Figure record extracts
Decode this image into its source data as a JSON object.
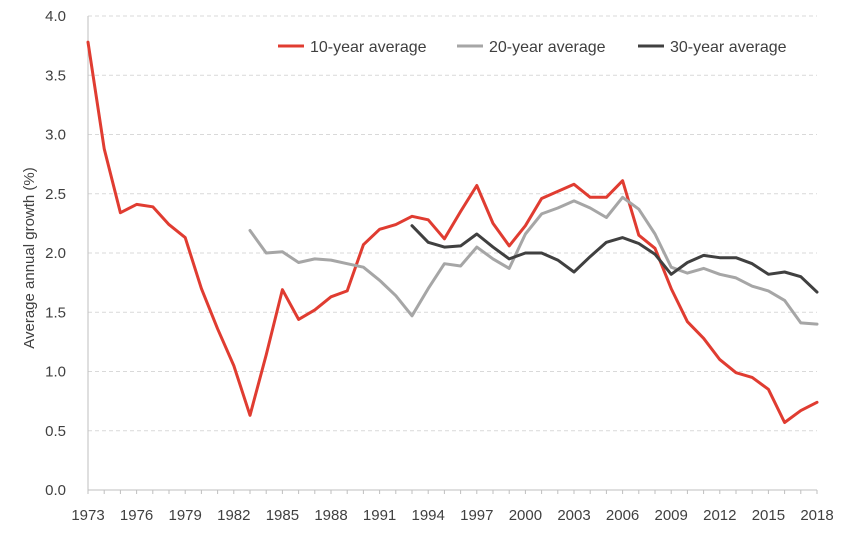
{
  "chart_data": {
    "type": "line",
    "title": "",
    "xlabel": "",
    "ylabel": "Average annual growth (%)",
    "ylim": [
      0,
      4
    ],
    "yticks": [
      "0.0",
      "0.5",
      "1.0",
      "1.5",
      "2.0",
      "2.5",
      "3.0",
      "3.5",
      "4.0"
    ],
    "xlim": [
      1973,
      2018
    ],
    "xticks": [
      "1973",
      "1976",
      "1979",
      "1982",
      "1985",
      "1988",
      "1991",
      "1994",
      "1997",
      "2000",
      "2003",
      "2006",
      "2009",
      "2012",
      "2015",
      "2018"
    ],
    "grid": true,
    "legend_position": "top",
    "series": [
      {
        "name": "10-year average",
        "color": "#e03c31",
        "x": [
          1973,
          1974,
          1975,
          1976,
          1977,
          1978,
          1979,
          1980,
          1981,
          1982,
          1983,
          1984,
          1985,
          1986,
          1987,
          1988,
          1989,
          1990,
          1991,
          1992,
          1993,
          1994,
          1995,
          1996,
          1997,
          1998,
          1999,
          2000,
          2001,
          2002,
          2003,
          2004,
          2005,
          2006,
          2007,
          2008,
          2009,
          2010,
          2011,
          2012,
          2013,
          2014,
          2015,
          2016,
          2017,
          2018
        ],
        "y": [
          3.78,
          2.88,
          2.34,
          2.41,
          2.39,
          2.24,
          2.13,
          1.7,
          1.36,
          1.05,
          0.63,
          1.14,
          1.69,
          1.44,
          1.52,
          1.63,
          1.68,
          2.07,
          2.2,
          2.24,
          2.31,
          2.28,
          2.12,
          2.35,
          2.57,
          2.25,
          2.06,
          2.23,
          2.46,
          2.52,
          2.58,
          2.47,
          2.47,
          2.61,
          2.15,
          2.04,
          1.7,
          1.42,
          1.28,
          1.1,
          0.99,
          0.95,
          0.85,
          0.57,
          0.67,
          0.74
        ]
      },
      {
        "name": "20-year average",
        "color": "#a6a6a6",
        "x": [
          1983,
          1984,
          1985,
          1986,
          1987,
          1988,
          1989,
          1990,
          1991,
          1992,
          1993,
          1994,
          1995,
          1996,
          1997,
          1998,
          1999,
          2000,
          2001,
          2002,
          2003,
          2004,
          2005,
          2006,
          2007,
          2008,
          2009,
          2010,
          2011,
          2012,
          2013,
          2014,
          2015,
          2016,
          2017,
          2018
        ],
        "y": [
          2.19,
          2.0,
          2.01,
          1.92,
          1.95,
          1.94,
          1.91,
          1.88,
          1.77,
          1.64,
          1.47,
          1.7,
          1.91,
          1.89,
          2.05,
          1.95,
          1.87,
          2.16,
          2.33,
          2.38,
          2.44,
          2.38,
          2.3,
          2.47,
          2.37,
          2.16,
          1.88,
          1.83,
          1.87,
          1.82,
          1.79,
          1.72,
          1.68,
          1.6,
          1.41,
          1.4
        ]
      },
      {
        "name": "30-year average",
        "color": "#404040",
        "x": [
          1993,
          1994,
          1995,
          1996,
          1997,
          1998,
          1999,
          2000,
          2001,
          2002,
          2003,
          2004,
          2005,
          2006,
          2007,
          2008,
          2009,
          2010,
          2011,
          2012,
          2013,
          2014,
          2015,
          2016,
          2017,
          2018
        ],
        "y": [
          2.23,
          2.09,
          2.05,
          2.06,
          2.16,
          2.05,
          1.95,
          2.0,
          2.0,
          1.94,
          1.84,
          1.97,
          2.09,
          2.13,
          2.08,
          1.99,
          1.82,
          1.92,
          1.98,
          1.96,
          1.96,
          1.91,
          1.82,
          1.84,
          1.8,
          1.67
        ]
      }
    ]
  }
}
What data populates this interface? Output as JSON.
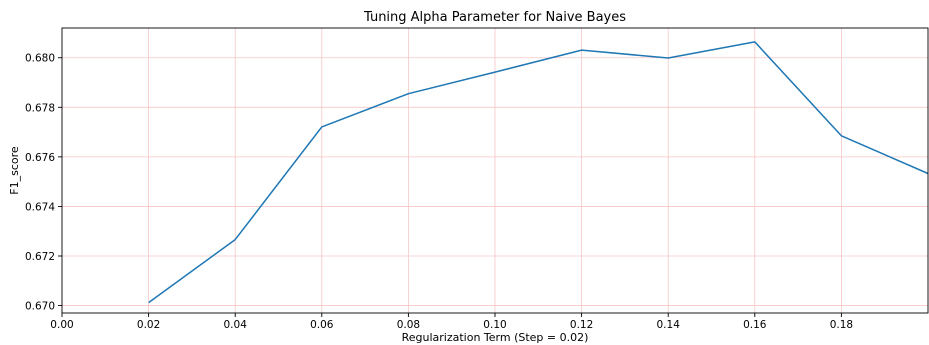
{
  "chart_data": {
    "type": "line",
    "title": "Tuning Alpha Parameter for Naive Bayes",
    "xlabel": "Regularization Term (Step = 0.02)",
    "ylabel": "F1_score",
    "xlim": [
      0.0,
      0.2
    ],
    "ylim": [
      0.6697,
      0.6812
    ],
    "x_ticks": [
      0.0,
      0.02,
      0.04,
      0.06,
      0.08,
      0.1,
      0.12,
      0.14,
      0.16,
      0.18
    ],
    "x_tick_labels": [
      "0.00",
      "0.02",
      "0.04",
      "0.06",
      "0.08",
      "0.10",
      "0.12",
      "0.14",
      "0.16",
      "0.18"
    ],
    "y_ticks": [
      0.67,
      0.672,
      0.674,
      0.676,
      0.678,
      0.68
    ],
    "y_tick_labels": [
      "0.670",
      "0.672",
      "0.674",
      "0.676",
      "0.678",
      "0.680"
    ],
    "grid": true,
    "grid_color": "#f7c6c6",
    "line_color": "#1f77b4",
    "series": [
      {
        "x": [
          0.02,
          0.04,
          0.06,
          0.08,
          0.1,
          0.12,
          0.14,
          0.16,
          0.18,
          0.2
        ],
        "values": [
          0.67012,
          0.67266,
          0.67721,
          0.67855,
          0.67942,
          0.68031,
          0.67999,
          0.68064,
          0.67685,
          0.67533
        ]
      }
    ]
  }
}
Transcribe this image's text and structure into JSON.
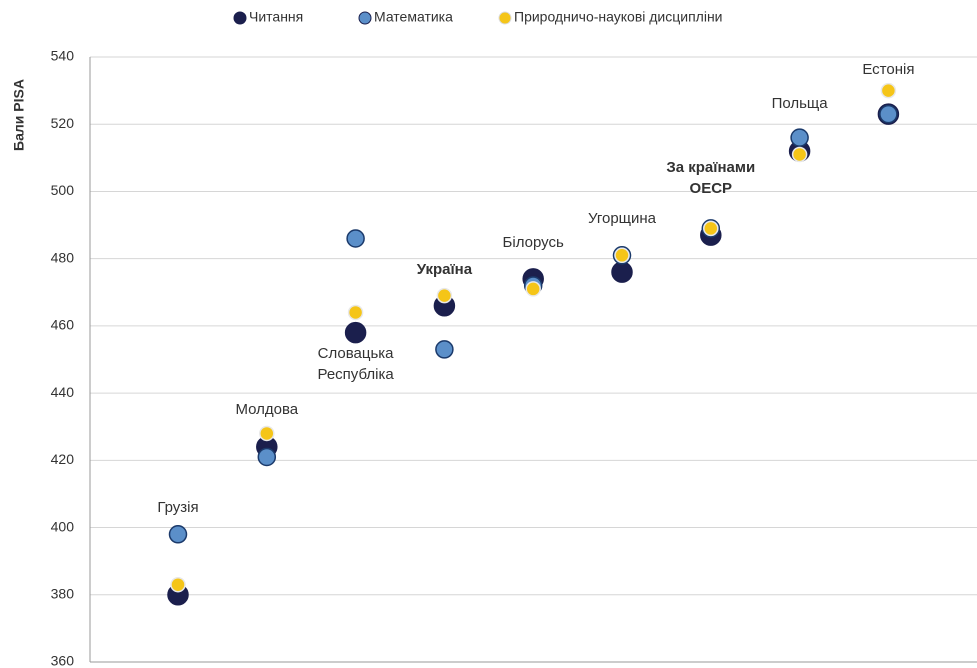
{
  "chart_data": {
    "type": "scatter",
    "y_label": "Бали PISA",
    "categories": [
      "Грузія",
      "Молдова",
      "Словацька Республіка",
      "Україна",
      "Білорусь",
      "Угорщина",
      "За країнами ОЕСР",
      "Польща",
      "Естонія"
    ],
    "highlight_indices": [
      3,
      6
    ],
    "series": [
      {
        "name": "Читання",
        "color": "#1b1f4d",
        "values": [
          380,
          424,
          458,
          466,
          474,
          476,
          487,
          512,
          523
        ]
      },
      {
        "name": "Математика",
        "color": "#5b8fc9",
        "values": [
          398,
          421,
          486,
          453,
          472,
          481,
          489,
          516,
          523
        ]
      },
      {
        "name": "Природничо-наукові дисципліни",
        "color": "#f5c518",
        "values": [
          383,
          428,
          464,
          469,
          471,
          481,
          489,
          511,
          530
        ]
      }
    ],
    "ylim": [
      360,
      540
    ],
    "yticks": [
      360,
      380,
      400,
      420,
      440,
      460,
      480,
      500,
      520,
      540
    ],
    "grid": true
  }
}
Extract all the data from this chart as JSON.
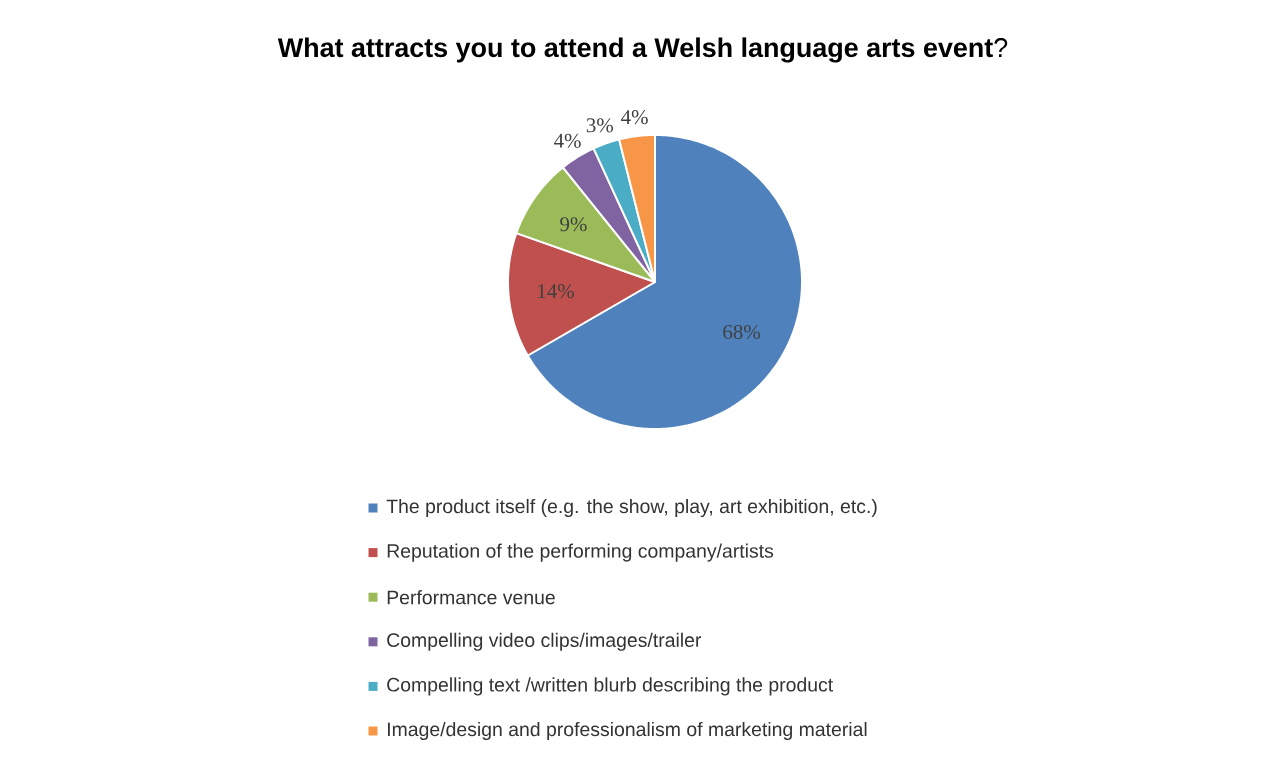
{
  "chart_data": {
    "type": "pie",
    "title": "**What attracts you to attend a Welsh language arts event**?",
    "categories": [
      "The product itself (e.g. the show, play, art exhibition, etc.)",
      "Reputation of the performing company/artists",
      "Performance venue",
      "Compelling video clips/images/trailer",
      "Compelling text /written blurb describing the product",
      "Image/design and professionalism of marketing material"
    ],
    "values": [
      68,
      14,
      9,
      4,
      3,
      4
    ],
    "value_labels": [
      "68%",
      "14%",
      "9%",
      "4%",
      "3%",
      "4%"
    ],
    "colors": [
      "#4f81bd",
      "#c0504d",
      "#9bbb59",
      "#8064a2",
      "#4bacc6",
      "#f79646"
    ],
    "legend": "bottom"
  }
}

### Work required
Scan the records for the string "text". Copy each line in which it appears.

### Finished answer
Transcribe this image's text and structure into JSON.
      "Compelling text /written blurb describing the product",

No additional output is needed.